### OBJECTIVE
Copy out every line of the records, starting at the line that contains "panel: issue 5 (223, 600, 640, 683)" and continuing down to and including the line that contains "panel: issue 5: E-SIGNGATURE".

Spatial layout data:
⟨

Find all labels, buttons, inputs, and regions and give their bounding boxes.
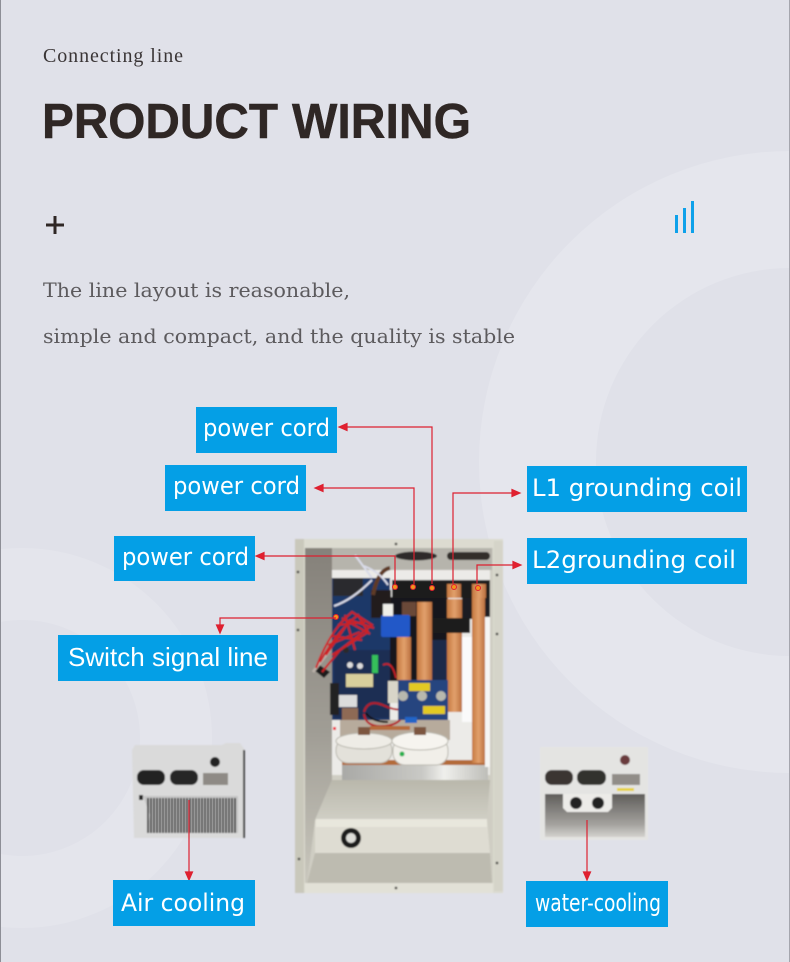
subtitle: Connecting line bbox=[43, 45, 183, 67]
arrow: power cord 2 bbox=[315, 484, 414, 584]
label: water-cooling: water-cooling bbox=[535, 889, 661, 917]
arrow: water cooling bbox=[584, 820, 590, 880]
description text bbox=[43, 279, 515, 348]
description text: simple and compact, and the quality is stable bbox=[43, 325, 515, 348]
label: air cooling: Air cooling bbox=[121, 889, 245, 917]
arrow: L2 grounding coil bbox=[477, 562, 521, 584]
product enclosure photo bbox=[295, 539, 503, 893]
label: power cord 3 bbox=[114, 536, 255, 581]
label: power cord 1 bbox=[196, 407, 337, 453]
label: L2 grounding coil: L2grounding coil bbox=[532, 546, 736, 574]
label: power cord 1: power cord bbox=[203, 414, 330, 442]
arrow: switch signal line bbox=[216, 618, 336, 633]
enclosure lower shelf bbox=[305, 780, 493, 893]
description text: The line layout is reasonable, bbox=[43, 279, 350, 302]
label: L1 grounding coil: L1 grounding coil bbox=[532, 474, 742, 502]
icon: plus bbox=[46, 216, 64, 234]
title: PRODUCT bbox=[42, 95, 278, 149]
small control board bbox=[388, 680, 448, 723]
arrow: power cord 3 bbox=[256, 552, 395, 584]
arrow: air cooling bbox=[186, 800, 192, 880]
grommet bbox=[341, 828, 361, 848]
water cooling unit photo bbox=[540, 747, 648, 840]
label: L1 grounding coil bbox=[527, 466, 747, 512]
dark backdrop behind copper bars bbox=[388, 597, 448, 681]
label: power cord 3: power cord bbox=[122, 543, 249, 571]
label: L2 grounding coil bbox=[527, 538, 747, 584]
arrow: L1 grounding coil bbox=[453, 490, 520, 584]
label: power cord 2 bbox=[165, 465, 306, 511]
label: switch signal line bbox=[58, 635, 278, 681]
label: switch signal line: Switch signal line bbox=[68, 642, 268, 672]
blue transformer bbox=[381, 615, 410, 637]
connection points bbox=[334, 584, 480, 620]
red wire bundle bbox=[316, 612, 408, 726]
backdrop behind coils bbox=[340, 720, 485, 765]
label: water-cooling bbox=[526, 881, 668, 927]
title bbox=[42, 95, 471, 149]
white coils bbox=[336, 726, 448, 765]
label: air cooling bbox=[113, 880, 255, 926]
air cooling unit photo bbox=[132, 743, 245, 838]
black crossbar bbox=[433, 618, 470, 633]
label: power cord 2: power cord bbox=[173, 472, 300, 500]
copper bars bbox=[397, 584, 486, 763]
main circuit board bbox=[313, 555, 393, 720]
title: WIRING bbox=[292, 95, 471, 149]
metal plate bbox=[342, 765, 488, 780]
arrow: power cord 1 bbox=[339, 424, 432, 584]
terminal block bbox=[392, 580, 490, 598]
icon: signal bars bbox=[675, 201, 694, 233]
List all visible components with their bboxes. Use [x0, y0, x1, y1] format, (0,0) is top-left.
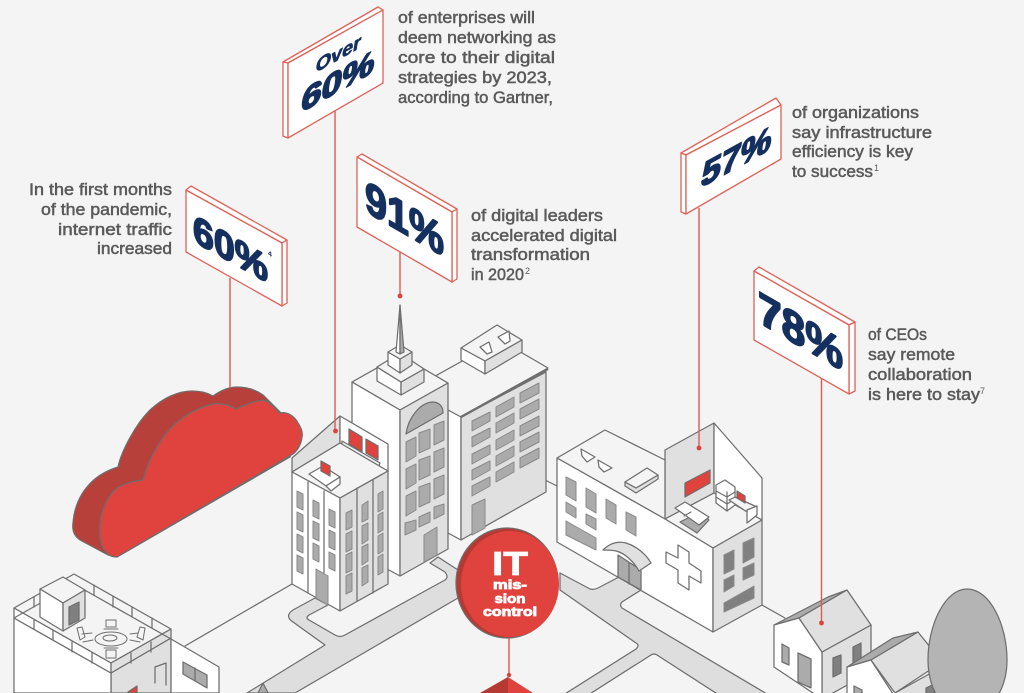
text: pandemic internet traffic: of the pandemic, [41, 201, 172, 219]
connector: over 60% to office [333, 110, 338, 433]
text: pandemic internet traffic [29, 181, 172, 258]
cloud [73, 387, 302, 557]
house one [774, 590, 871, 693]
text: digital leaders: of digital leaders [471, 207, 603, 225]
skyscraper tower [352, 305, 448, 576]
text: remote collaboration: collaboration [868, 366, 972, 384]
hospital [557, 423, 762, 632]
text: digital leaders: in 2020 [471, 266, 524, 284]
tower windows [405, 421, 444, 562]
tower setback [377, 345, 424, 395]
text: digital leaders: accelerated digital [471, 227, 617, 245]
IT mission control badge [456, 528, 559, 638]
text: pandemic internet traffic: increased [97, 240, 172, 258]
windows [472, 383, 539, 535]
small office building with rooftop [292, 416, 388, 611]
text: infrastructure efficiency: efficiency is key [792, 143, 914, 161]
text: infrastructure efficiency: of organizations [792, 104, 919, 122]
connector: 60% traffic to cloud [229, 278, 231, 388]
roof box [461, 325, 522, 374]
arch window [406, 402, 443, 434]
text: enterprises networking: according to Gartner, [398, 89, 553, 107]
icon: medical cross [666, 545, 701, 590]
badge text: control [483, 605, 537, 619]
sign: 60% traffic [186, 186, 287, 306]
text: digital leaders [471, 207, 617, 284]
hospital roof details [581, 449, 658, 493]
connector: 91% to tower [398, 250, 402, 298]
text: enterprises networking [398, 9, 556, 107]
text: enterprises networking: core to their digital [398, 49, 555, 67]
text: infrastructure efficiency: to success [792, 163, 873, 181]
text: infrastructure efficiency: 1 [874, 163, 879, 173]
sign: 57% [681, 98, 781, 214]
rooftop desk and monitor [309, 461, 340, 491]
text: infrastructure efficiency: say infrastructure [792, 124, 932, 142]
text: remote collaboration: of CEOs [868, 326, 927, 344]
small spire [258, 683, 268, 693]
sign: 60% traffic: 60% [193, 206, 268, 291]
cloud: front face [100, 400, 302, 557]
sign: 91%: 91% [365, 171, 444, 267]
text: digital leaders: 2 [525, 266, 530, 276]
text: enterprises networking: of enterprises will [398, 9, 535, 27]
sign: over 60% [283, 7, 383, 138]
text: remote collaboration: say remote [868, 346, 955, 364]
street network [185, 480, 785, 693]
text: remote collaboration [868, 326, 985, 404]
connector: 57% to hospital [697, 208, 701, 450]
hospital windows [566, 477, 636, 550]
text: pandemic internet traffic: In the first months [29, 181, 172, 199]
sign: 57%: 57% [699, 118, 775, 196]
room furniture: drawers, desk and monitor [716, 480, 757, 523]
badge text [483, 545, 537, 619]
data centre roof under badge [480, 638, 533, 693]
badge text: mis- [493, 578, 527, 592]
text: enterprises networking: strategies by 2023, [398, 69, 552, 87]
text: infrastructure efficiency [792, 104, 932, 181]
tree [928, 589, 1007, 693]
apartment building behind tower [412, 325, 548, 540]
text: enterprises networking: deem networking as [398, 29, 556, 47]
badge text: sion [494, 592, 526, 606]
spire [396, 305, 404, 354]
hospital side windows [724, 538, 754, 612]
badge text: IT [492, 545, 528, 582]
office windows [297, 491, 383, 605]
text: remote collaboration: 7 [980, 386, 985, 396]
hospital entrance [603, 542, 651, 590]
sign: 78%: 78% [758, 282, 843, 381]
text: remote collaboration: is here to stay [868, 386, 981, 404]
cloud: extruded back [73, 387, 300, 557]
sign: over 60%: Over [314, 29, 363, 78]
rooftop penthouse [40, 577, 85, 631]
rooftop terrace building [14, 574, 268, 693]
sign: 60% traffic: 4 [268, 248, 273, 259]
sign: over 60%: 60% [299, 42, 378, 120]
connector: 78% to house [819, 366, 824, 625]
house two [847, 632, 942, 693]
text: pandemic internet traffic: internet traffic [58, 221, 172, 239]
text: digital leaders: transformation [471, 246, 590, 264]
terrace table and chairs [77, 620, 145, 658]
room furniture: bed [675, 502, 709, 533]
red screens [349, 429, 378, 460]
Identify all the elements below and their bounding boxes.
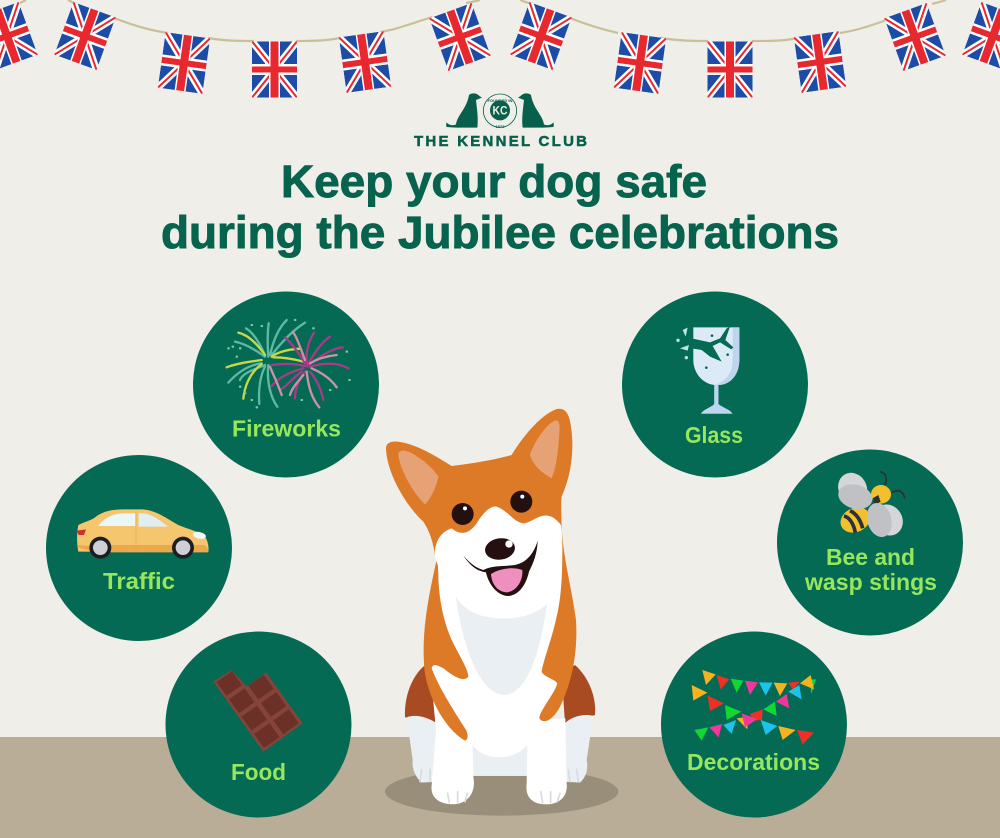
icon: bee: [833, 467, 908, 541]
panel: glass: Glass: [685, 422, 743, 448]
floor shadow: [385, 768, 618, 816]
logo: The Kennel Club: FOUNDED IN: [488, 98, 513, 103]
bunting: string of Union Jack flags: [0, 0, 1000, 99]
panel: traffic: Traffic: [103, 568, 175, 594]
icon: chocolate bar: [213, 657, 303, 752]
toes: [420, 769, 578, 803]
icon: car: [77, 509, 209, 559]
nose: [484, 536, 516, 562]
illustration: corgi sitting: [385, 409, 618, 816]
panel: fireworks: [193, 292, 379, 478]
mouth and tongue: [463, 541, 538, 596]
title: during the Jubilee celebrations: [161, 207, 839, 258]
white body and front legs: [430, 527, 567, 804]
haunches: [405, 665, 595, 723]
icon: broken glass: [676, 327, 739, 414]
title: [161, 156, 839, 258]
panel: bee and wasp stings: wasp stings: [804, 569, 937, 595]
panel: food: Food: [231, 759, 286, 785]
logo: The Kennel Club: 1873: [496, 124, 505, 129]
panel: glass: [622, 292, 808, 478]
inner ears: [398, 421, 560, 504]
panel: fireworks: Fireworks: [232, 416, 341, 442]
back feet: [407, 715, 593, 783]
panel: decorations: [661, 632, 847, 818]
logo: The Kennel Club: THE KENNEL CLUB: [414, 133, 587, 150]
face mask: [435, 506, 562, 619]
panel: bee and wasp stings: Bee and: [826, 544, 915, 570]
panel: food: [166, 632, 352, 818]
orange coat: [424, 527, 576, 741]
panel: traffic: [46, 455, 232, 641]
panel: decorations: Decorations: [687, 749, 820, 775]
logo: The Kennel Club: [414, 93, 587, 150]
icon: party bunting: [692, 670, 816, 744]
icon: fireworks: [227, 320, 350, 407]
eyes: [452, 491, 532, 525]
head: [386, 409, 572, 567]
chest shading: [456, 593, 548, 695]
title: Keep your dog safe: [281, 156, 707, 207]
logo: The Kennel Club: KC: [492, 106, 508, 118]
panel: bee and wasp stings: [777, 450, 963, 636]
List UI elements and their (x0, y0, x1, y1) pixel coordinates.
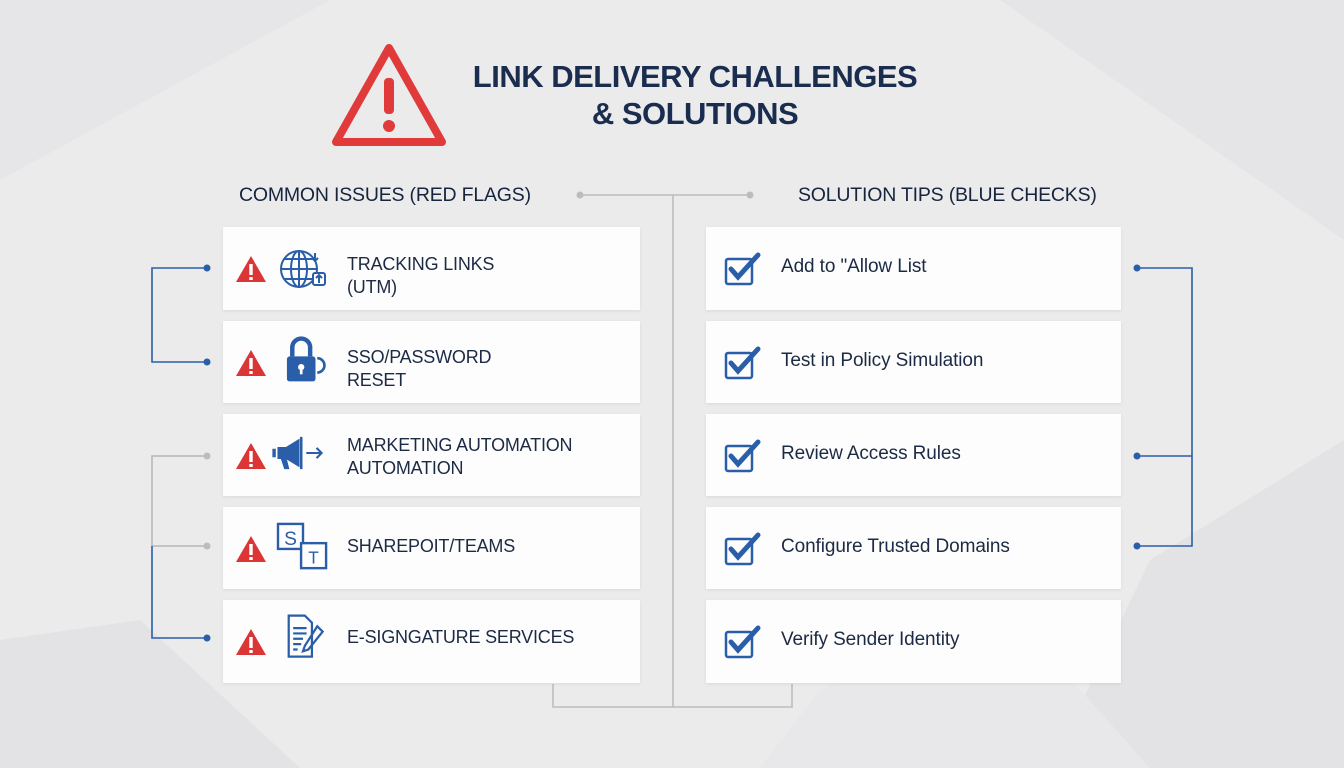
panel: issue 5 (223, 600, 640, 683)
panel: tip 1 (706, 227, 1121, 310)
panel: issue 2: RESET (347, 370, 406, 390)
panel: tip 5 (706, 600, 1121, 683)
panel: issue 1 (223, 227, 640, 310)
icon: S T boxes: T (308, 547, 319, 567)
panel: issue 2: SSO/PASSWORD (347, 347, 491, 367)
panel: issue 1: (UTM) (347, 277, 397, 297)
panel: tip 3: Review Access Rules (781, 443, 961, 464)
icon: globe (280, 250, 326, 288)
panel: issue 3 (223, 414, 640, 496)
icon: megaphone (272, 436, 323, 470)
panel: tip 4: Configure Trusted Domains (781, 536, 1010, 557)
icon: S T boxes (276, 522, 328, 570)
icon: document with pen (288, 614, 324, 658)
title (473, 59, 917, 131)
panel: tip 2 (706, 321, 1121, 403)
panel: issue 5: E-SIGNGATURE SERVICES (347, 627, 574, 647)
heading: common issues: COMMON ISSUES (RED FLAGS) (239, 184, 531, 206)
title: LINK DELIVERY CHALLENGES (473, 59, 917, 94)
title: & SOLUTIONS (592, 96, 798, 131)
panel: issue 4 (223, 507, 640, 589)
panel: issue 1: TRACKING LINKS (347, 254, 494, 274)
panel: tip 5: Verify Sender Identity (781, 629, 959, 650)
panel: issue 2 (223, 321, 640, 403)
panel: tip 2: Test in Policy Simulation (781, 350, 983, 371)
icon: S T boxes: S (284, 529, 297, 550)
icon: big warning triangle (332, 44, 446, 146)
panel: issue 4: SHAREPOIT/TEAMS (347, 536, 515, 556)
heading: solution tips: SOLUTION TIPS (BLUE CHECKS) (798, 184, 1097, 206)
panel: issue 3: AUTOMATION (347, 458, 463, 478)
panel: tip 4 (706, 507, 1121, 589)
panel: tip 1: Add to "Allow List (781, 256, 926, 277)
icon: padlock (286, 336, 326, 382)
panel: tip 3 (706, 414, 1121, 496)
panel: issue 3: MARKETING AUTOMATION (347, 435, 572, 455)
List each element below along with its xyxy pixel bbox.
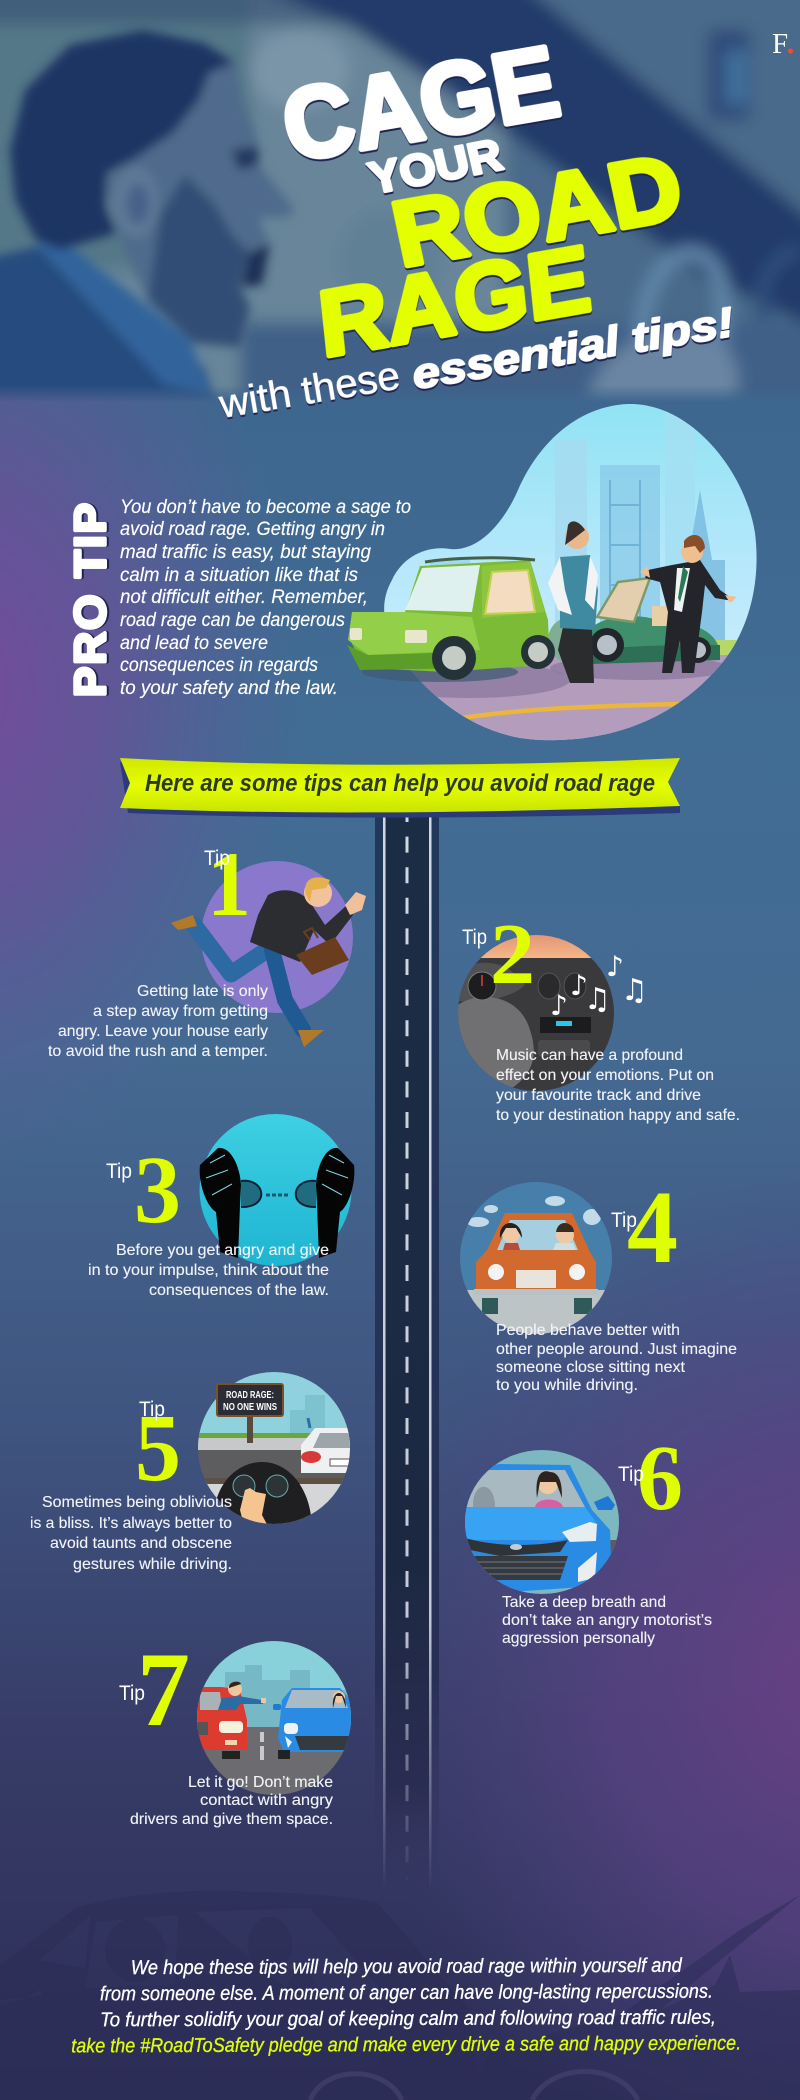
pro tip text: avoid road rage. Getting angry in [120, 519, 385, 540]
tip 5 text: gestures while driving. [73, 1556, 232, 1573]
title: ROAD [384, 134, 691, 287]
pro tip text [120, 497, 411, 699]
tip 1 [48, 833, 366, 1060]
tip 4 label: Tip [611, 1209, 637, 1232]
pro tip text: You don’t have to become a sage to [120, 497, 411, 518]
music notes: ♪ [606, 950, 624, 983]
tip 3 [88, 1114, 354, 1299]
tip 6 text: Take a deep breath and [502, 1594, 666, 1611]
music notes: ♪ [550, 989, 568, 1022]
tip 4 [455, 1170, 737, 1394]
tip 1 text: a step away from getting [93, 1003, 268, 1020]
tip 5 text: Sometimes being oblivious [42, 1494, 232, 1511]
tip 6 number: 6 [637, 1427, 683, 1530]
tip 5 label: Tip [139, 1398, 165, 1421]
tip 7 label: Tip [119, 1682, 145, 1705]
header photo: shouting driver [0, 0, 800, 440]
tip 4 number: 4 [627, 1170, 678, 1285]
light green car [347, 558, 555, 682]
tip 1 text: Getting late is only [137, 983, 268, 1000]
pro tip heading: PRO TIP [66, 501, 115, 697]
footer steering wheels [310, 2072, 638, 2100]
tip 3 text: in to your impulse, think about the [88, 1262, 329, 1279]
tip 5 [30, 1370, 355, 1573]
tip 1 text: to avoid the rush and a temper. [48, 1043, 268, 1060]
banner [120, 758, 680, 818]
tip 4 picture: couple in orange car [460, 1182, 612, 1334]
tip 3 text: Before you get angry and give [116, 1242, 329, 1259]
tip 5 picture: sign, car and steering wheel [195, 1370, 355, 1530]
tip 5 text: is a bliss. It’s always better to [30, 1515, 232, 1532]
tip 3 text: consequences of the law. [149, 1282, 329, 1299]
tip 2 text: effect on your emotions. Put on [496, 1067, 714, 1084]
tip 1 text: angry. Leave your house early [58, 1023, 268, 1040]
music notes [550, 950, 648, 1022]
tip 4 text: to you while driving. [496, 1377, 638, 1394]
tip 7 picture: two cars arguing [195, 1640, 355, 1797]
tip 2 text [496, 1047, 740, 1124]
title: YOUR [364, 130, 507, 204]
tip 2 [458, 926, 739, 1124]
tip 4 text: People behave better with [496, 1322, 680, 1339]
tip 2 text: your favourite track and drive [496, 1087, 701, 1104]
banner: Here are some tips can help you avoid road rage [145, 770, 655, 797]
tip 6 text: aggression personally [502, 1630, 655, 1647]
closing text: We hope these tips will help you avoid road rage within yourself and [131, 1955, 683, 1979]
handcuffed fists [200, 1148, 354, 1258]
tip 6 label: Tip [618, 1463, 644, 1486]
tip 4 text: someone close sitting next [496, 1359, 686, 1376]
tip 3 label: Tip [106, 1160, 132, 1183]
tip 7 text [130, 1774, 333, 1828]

⟩

### FINAL ANSWER
panel: issue 5 (223, 600, 640, 683)
panel: tip 1 (706, 227, 1121, 310)
panel: issue 2: RESET (347, 370, 406, 390)
panel: tip 5 (706, 600, 1121, 683)
panel: issue 1 (223, 227, 640, 310)
icon: S T boxes: T (308, 547, 319, 567)
panel: issue 2: SSO/PASSWORD (347, 347, 491, 367)
panel: issue 1: (UTM) (347, 277, 397, 297)
panel: tip 3: Review Access Rules (781, 443, 961, 464)
icon: globe (280, 250, 326, 288)
panel: issue 3 (223, 414, 640, 496)
icon: megaphone (272, 436, 323, 470)
panel: tip 4: Configure Trusted Domains (781, 536, 1010, 557)
icon: S T boxes (276, 522, 328, 570)
icon: document with pen (288, 614, 324, 658)
title (473, 59, 917, 131)
panel: tip 2 (706, 321, 1121, 403)
panel: issue 5: E-SIGNGATURE SERVICES (347, 627, 574, 647)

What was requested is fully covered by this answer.